• _Quoted text_
It is noted that although FIG. 1 depicts performer 156 as wearing costume or mask 141, that representation is provided merely by way of example. In other implementations, performer 156 may not wear or otherwise utilize costume or mask 141. In those latter implementations, client computer 142 or simply one or more of transceiver 148, input unit 160 and output unit 170 may be worn by performer 156 independently of costume or mask 141.

Furthermore, although FIG. 1 depicts one human speaker 158 and one character 140, that representation is also merely exemplary. In other implementations, one character, two characters, or more than two characters may engage in an interaction with one or more humans corresponding to human speaker 158. It is also noted that although FIG. 1 depicts two character profiles 122a and 122b, and three interaction histories 126a, 126b and 126c, character database 120 will typically store tens, hundreds, or thousands of character profiles, while optional interaction history database 124 may store hundreds, thousands, or millions of interaction histories.

Moreover, it is noted that each of interaction histories 126a, 126b and 126c may be an interaction history dedicated to cumulative interactions of character 140 with the same human speaker, or to one or more distinct temporal sessions over which an interaction of one or more characters and a human speaker extends. Furthermore, while in some implementations an interaction history stored in optional interaction history database 124 may be comprehensive with respect to interactions by a human speaker with a particular character or characters, in other implementations, an interaction history stored in optional interaction history database 124 may retain only a predetermined number of the most recent interactions by a human speaker with a character.

It is also noted that the data describing previous interactions between human speaker 158 and character 140 and retained in interaction history database 124 is preferably exclusive of personally identifiable information (PII) of human speaker 158. Thus, interaction history database 124 does not require the retention of information describing the age, gender, race, ethnicity, or any other PII of any human speaker with whom a character has conversed or otherwise interacted.

Although the present application refers to software code 110, character database 120, optional interaction history database 124, language model 128 and AI model 130 as being stored in system memory 106, and to client software code 150 as being stored in memory 146, for conceptual clarity, more generally, system memory 106 and memory 146 may each take the form of any computer-readable non-transitory storage medium. The expression “computer-readable non-transitory storage medium,” as defined in the present application, refers to any medium, excluding a carrier wave or other transitory signal that provides instructions to hardware processor 104 of computing platform 102 or to client hardware processor 144 of client computer 142. Thus, a computer-readable non-transitory storage medium may correspond to various types of media, such as volatile media and non-volatile media, for example. Volatile media may include dynamic memory, such as dynamic random access memory (dynamic RAM), while non-volatile memory may include optical, magnetic, or electrostatic storage devices. Common forms of computer-readable non-transitory storage media include, for example, optical discs, RAM, programmable read-only memory (PROM), erasable PROM (EPROM), and FLASH memory.

• _Goal of the exercise_
Carry the patent description of the interactive character system forward, picking up right after its final sentence.

• _Material provided_

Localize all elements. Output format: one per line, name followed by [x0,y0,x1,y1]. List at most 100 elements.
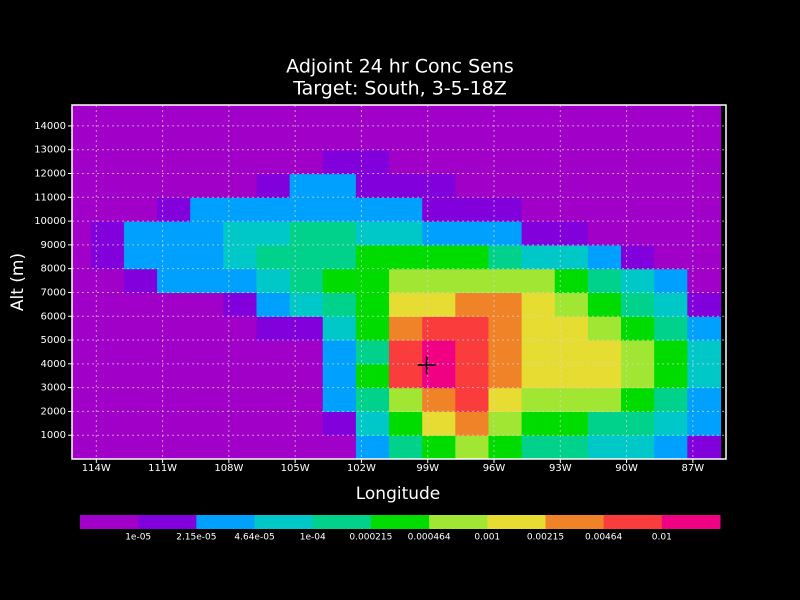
contour-cell [455,221,490,246]
contour-cell [687,435,722,459]
y-tick-label: 8000 [41,264,66,275]
colorbar-label: 0.001 [474,533,500,543]
contour-cell [190,411,224,436]
contour-cell [654,435,688,459]
contour-cell [521,125,556,151]
contour-cell [521,363,556,389]
y-tick-label: 11000 [34,192,66,203]
contour-cell [389,244,423,270]
contour-cell [654,268,688,294]
colorbar-box [429,515,488,529]
contour-cell [72,435,92,459]
contour-cell [72,149,92,175]
contour-cell [256,197,291,222]
contour-cell [389,411,423,436]
colorbar-label: 2.15e-05 [176,533,216,543]
contour-cell [256,316,291,341]
contour-cell [322,221,357,246]
contour-cell [654,340,688,365]
contour-cell [521,387,556,413]
contour-cell [422,435,456,459]
y-tick-label: 9000 [41,240,66,251]
x-tick-label: 93W [549,463,572,474]
contour-cell [389,173,423,198]
contour-cell [256,244,291,270]
contour-cell [72,173,92,198]
contour-cell [256,435,291,459]
contour-cell [521,316,556,341]
contour-cell [521,340,556,365]
contour-cell [223,105,258,127]
contour-cell [72,363,92,389]
contour-cell [322,105,357,127]
contour-cell [621,105,655,127]
colorbar-box [254,515,314,529]
y-tick-label: 7000 [41,287,66,298]
contour-cell [455,363,490,389]
contour-cell [322,387,357,413]
x-tick-label: 102W [347,463,376,474]
contour-cell [322,268,357,294]
contour-cell [554,435,589,459]
contour-cell [72,105,92,127]
colorbar-box [487,515,546,529]
contour-cell [322,173,357,198]
contour-cell [654,221,688,246]
contour-cell [123,411,158,436]
contour-cell [521,268,556,294]
contour-cell [72,268,92,294]
contour-cell [72,387,92,413]
y-tick-label: 5000 [41,335,66,346]
y-tick-label: 10000 [34,216,66,227]
contour-cell [389,435,423,459]
contour-cell [521,105,556,127]
contour-cell [389,268,423,294]
contour-cell [654,125,688,151]
contour-cell [157,105,191,127]
contour-cell [322,244,357,270]
contour-cell [587,363,622,389]
contour-cell [654,197,688,222]
contour-cell [190,149,224,175]
x-tick-label: 108W [214,463,243,474]
contour-cell [389,125,423,151]
contour-cell [256,340,291,365]
contour-cell [587,292,622,317]
contour-cell [389,149,423,175]
contour-cell [190,173,224,198]
contour-cell [455,411,490,436]
contour-cell [587,125,622,151]
contour-cell [654,149,688,175]
contour-cell [123,292,158,317]
contour-cell [256,292,291,317]
contour-cell [190,244,224,270]
y-tick-label: 2000 [41,406,66,417]
contour-cell [190,105,224,127]
y-tick-label: 4000 [41,359,66,370]
contour-cell [72,125,92,151]
contour-cell [587,173,622,198]
x-tick-label: 96W [483,463,506,474]
contour-cell [455,387,490,413]
contour-cell [554,105,589,127]
y-tick-label: 6000 [41,311,66,322]
contour-cell [123,435,158,459]
contour-cell [455,173,490,198]
colorbar-label: 0.000464 [408,533,451,543]
contour-cell [455,244,490,270]
contour-cell [123,268,158,294]
contour-cell [654,387,688,413]
contour-cell [654,316,688,341]
contour-cell [621,435,655,459]
contour-cell [322,125,357,151]
y-axis-label: Alt (m) [8,253,28,311]
contour-cell [455,197,490,222]
contour-cell [455,149,490,175]
contour-cell [72,340,92,365]
contour-cell [389,221,423,246]
contour-cell [72,244,92,270]
contour-cell [123,244,158,270]
contour-cell [389,292,423,317]
contour-cell [521,173,556,198]
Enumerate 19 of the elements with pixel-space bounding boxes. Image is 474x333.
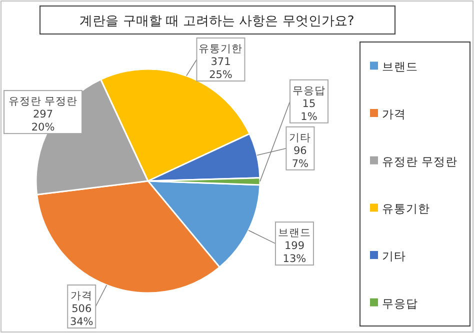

• _Reply_
Moreover, in some implementations, system 100 may utilize a decentralized secure digital ledger in addition to system memory 106. Examples of such decentralized secure digital ledgers may include a blockchain, hashgraph, directed acyclic graph (DAG), and Holochain® ledger, to name a few. In use cases in which the decentralized secure digital ledger is a blockchain ledger, it may be advantageous or desirable for the decentralized secure digital ledger to utilize a consensus mechanism having a proof-of-stake (PoS) protocol, rather than the more energy intensive proof-of-work (PoW) protocol.

It is further noted that although FIG. 1 depicts software code 110, character database 120, optional interaction history database 124, language model 128 and AI model 130 as being co-located in system memory 106, that representation is also merely provided as an aid to conceptual clarity. More generally, system 100 may include one or more computing platforms 102, such as computer servers for example, which may be co-located, or may form an interactively linked but distributed system, such as a cloud-based system, for instance. As a result, hardware processor 104 and system memory 106 may correspond to distributed processor and memory resources within system 100. Consequently, in some implementations, software code 110, character database 120, optional interaction history database 124, language model 128 and AI model 130 may be stored remotely from one another on the distributed memory resources of system 100.

In some implementations, costume or mask 141 having client computer 142 may be included as a component of system 100. Furthermore, although FIG. 1 depicts costume or mask 141 as including client computer 142, in some implementations computing platform 102 of system 100 may be integrated with costume or mask 141 and may incorporate input unit 160 and output unit 170, thereby eliminating any need for client computer 142 including client hardware processor 144, memory 146 storing client system software code 150 and transceiver 148.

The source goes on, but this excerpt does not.